■ **Excerto do texto**:
Com efeito, e de acordo com entendimento vertido no acórdão do TCAN, de 26.7.2019, proc. 00720/19.6BEPRT, in www.gdsi.pt, ao qual aderimos, “(…) é consabido que a Constituição estabelece na Parte I, dois tipos de direitos fundamentais: os direitos, liberdades e garantias que integram o Título II da Parte I, bem como os direitos de carácter análogo (art.º 17º) e os direitos económicos, sociais e culturais, vulgo “direitos sociais” que integram o Título III da Parte I, a que faz corresponder regimes jurídicos diferentes.
No âmbito desta distinção dos direitos fundamentais previstos na Constituição e segundo os ensinamentos de GOMES CANOTILHO e VITAL MOREIRA, em Constituição da República Portuguesa Anotada, 3ª ed. Revista, págs. 344/345, o direito à habitação apresenta uma dupla natureza, consistindo, por um lado, no direito de não ser arbitrariamente privado da habitação ou de não ser impedido de conseguir uma; neste sentido, o direito à habitação reveste forma de direito negativo, ou seja, de direito de defesa, determinando um direito de abstenção do Estado e de terceiros, apresentando-se, nessa medida, como um direito análogo aos direitos, liberdades e garantias (cf. art.º 17º). Por outro lado, o direito à habitação consiste no direito a obtê-la, traduzindo-se na exigência de medidas e prestações estaduais adequadas a realizar tal objetivo. Neste sentido, o direito à habitação apresenta-se como verdadeiro e próprio direito social.
Assim sendo, o direito à habitação, que na veste de direito de defesa, análogo aos direitos liberdades e garantias, é diretamente aplicável, nos termos do art.º 18º, n.º 1, da Constituição, implica para o Estado a obrigação de se abster de adotar condutas que, de modo arbitrário, privem o cidadão do acesso a uma habitação.
Já no que se refere à vertente da obtenção de uma morada decente ou condigna, o direito à habitação assume essencialmente uma dimensão social de “um direito a prestações, de conteúdo não determinável ao nível das opções constitucionais, a pressupor, antes, uma tarefa de concretização e de mediação do legislador ordinário, cuja efetividade está dependente da reserva do possível, em termos políticos, económicos e sociais(cf. Acórdão do Tribunal Constitucional n.º 374/2002).
A Lei n.º 81/2014 concretiza legislativamente uma certa dimensão do direito à habitação, uma vez que contempla um regime de habitação social, que permite a ocupação de fogos por parte de agregados familiares com menores rendimentos, mediante o pagamento de uma renda “social” ou “apoiada”, ou seja, inferior à de mercado.
(…).

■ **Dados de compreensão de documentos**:
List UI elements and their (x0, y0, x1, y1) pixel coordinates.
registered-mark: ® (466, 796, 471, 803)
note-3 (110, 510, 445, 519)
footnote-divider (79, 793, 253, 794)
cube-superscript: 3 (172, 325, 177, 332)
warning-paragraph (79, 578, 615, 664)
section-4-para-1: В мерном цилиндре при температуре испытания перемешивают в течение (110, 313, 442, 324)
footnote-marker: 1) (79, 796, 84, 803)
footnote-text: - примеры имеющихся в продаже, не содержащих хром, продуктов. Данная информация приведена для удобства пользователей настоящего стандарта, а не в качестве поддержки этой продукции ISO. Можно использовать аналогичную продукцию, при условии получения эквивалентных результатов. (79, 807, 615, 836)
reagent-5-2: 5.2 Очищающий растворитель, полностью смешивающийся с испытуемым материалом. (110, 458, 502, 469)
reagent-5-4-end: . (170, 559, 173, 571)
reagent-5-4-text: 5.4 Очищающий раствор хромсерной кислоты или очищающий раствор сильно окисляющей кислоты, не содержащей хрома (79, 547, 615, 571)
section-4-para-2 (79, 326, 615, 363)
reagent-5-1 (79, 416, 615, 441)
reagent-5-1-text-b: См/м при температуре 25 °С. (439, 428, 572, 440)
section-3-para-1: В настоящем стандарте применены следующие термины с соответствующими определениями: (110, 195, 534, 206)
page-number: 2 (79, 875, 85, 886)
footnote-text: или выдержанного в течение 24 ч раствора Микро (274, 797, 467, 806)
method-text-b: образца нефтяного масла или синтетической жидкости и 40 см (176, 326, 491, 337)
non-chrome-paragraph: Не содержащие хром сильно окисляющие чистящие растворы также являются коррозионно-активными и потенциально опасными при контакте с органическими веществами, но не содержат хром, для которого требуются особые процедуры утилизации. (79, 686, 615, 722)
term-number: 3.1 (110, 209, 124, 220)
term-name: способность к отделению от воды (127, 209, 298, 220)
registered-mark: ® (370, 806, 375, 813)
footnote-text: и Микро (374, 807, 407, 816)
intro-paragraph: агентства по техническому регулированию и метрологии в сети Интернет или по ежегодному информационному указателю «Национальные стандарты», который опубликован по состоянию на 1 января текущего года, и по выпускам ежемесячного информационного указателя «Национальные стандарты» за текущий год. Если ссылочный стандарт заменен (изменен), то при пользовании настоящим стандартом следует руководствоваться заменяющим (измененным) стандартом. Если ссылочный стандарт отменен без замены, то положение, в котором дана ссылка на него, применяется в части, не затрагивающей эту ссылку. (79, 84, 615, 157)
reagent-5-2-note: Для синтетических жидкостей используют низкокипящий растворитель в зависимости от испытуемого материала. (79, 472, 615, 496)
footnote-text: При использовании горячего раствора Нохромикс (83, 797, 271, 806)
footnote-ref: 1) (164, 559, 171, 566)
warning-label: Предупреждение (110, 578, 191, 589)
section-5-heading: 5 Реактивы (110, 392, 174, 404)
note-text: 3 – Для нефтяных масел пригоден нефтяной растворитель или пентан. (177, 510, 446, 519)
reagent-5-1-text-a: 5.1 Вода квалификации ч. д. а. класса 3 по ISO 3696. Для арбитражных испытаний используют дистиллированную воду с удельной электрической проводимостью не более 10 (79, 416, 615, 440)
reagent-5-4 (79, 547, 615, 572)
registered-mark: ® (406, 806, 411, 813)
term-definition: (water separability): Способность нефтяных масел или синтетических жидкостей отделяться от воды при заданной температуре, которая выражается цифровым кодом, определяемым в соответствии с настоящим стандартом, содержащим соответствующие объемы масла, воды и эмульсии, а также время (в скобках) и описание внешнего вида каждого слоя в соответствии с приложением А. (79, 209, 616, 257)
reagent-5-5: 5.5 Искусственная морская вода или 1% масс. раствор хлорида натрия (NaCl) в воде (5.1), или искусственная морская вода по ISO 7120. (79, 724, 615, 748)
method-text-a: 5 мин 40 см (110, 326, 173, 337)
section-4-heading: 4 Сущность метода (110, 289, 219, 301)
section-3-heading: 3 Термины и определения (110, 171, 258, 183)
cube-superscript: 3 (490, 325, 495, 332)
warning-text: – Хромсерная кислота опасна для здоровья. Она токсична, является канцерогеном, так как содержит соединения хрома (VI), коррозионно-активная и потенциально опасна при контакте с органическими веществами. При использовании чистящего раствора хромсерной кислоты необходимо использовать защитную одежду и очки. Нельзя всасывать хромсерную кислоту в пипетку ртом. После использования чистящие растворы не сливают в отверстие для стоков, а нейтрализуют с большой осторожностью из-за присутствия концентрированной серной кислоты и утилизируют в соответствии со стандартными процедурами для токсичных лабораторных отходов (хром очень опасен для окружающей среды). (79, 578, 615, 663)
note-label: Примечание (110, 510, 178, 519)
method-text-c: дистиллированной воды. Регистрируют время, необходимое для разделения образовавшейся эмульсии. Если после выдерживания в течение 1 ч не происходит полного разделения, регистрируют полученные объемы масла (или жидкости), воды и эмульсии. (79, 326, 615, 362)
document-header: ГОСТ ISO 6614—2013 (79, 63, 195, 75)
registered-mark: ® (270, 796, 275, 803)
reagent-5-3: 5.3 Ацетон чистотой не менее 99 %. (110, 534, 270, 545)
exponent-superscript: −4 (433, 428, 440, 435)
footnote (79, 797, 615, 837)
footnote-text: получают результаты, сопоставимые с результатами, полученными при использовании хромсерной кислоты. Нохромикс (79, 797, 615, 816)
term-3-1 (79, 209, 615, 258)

■ **As suas tarefas**:
- A) No excerto sobre o direito à habitação, que lei concretiza legislativamente uma certa dimensão desse direito?
- B) No excerto sobre o direito à habitação, substitua "agregados familiares" por "famílias" e reescreva o trecho entre "A Lei n.º 81/2014" e "à de mercado.", inclusive.
- C) Prossiga o excerto sobre o direito à habitação a partir do ponto em que termina.

■ **Respostas**:
- A) A Lei n.º 81/2014.

- B)
A Lei n.º 81/2014 concretiza legislativamente uma certa dimensão do direito à habitação, uma vez que contempla um regime de habitação social, que permite a ocupação de fogos por parte de famílias com menores rendimentos, mediante o pagamento de uma renda “social” ou “apoiada”, ou seja, inferior à de mercado.

- C)
E como se conclui no Acórdão do Supremo Tribunal Administrativo, de 29.03.2006, processo n.º 01203/05, “o direito à habitação, assegurado pelo art.º 65º da CRP, é um direito da generalidade dos cidadãos, que não é necessariamente afetado quando é retirado a determinado agregado familiar o direito a ocupar uma habitação social para o atribuir a outro agregado”.
Por isso mesmo, porque está em causa a atribuição de um bem escasso (habitação social) a um determinado agregado familiar, o que é feito necessariamente em detrimento de outras famílias com idênticas necessidades, o legislador prevê um conjunto de exigências de que faz depender o direito a utilizar a habitação social. (…)” [sublinhados nossos].

Donde, peticionando a Recorrente o direito à habitação social, por pretender manter-se a residir num fogo municipal integrado no património edificado habitacional que o Município de Lisboa afecta ao arrendamento, sob gestão da Recorrida, sem ter observado os termos e condições legalmente previstos para o efeito, é de concluir que a sentença recorrida ao manter o acto que determinou a desocupação pela Recorrente do fogo em causa, não constitui violação do direito à habitação.

Razão porque também não procede este fundamento do recurso.

Por tudo quanto vem exposto acordam os Juízes deste Tribunal Central Administrativo Sul, em negar provimento ao recurso e manter a sentença recorrida na ordem jurídica.

Custas pela Recorrente, sem prejuízo do apoio judiciário.

Registe e Notifique.

Lisboa, 15 de Outubro de 2020.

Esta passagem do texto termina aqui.